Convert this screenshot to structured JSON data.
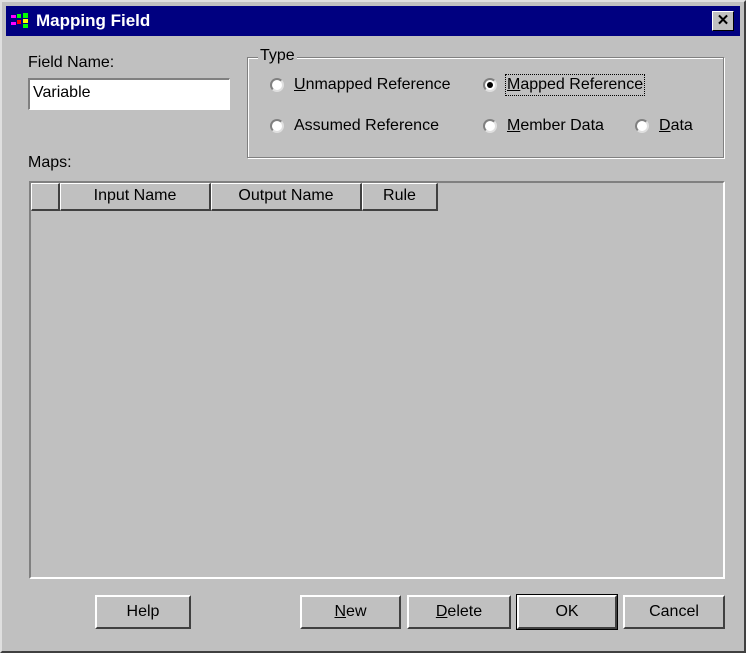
{
  "window": {
    "title": "Mapping Field",
    "close_glyph": "✕"
  },
  "field_name": {
    "label": "Field Name:",
    "value": "Variable"
  },
  "type_group": {
    "title": "Type",
    "options": [
      {
        "label": "Unmapped Reference",
        "selected": false
      },
      {
        "label": "Mapped Reference",
        "selected": true
      },
      {
        "label": "Assumed Reference",
        "selected": false
      },
      {
        "label": "Member Data",
        "selected": false
      },
      {
        "label": "Data",
        "selected": false
      }
    ]
  },
  "maps": {
    "label": "Maps:",
    "columns": [
      "",
      "Input Name",
      "Output Name",
      "Rule"
    ],
    "rows": []
  },
  "buttons": {
    "help": "Help",
    "new": "New",
    "delete": "Delete",
    "ok": "OK",
    "cancel": "Cancel"
  },
  "colors": {
    "titlebar": "#000080",
    "face": "#c0c0c0"
  },
  "icons": {
    "app": "mapping-app-icon",
    "close": "close-icon"
  }
}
________________________________________
Objective ▸
Restate the records above in full, word for word. Keep pictures out.

Exercise solution ▸
Convert this screenshot to structured JSON data.
{
  "window": {
    "title": "Mapping Field",
    "close_glyph": "✕"
  },
  "field_name": {
    "label": "Field Name:",
    "value": "Variable"
  },
  "type_group": {
    "title": "Type",
    "options": [
      {
        "label": "Unmapped Reference",
        "selected": false
      },
      {
        "label": "Mapped Reference",
        "selected": true
      },
      {
        "label": "Assumed Reference",
        "selected": false
      },
      {
        "label": "Member Data",
        "selected": false
      },
      {
        "label": "Data",
        "selected": false
      }
    ]
  },
  "maps": {
    "label": "Maps:",
    "columns": [
      "",
      "Input Name",
      "Output Name",
      "Rule"
    ],
    "rows": []
  },
  "buttons": {
    "help": "Help",
    "new": "New",
    "delete": "Delete",
    "ok": "OK",
    "cancel": "Cancel"
  },
  "colors": {
    "titlebar": "#000080",
    "face": "#c0c0c0"
  },
  "icons": {
    "app": "mapping-app-icon",
    "close": "close-icon"
  }
}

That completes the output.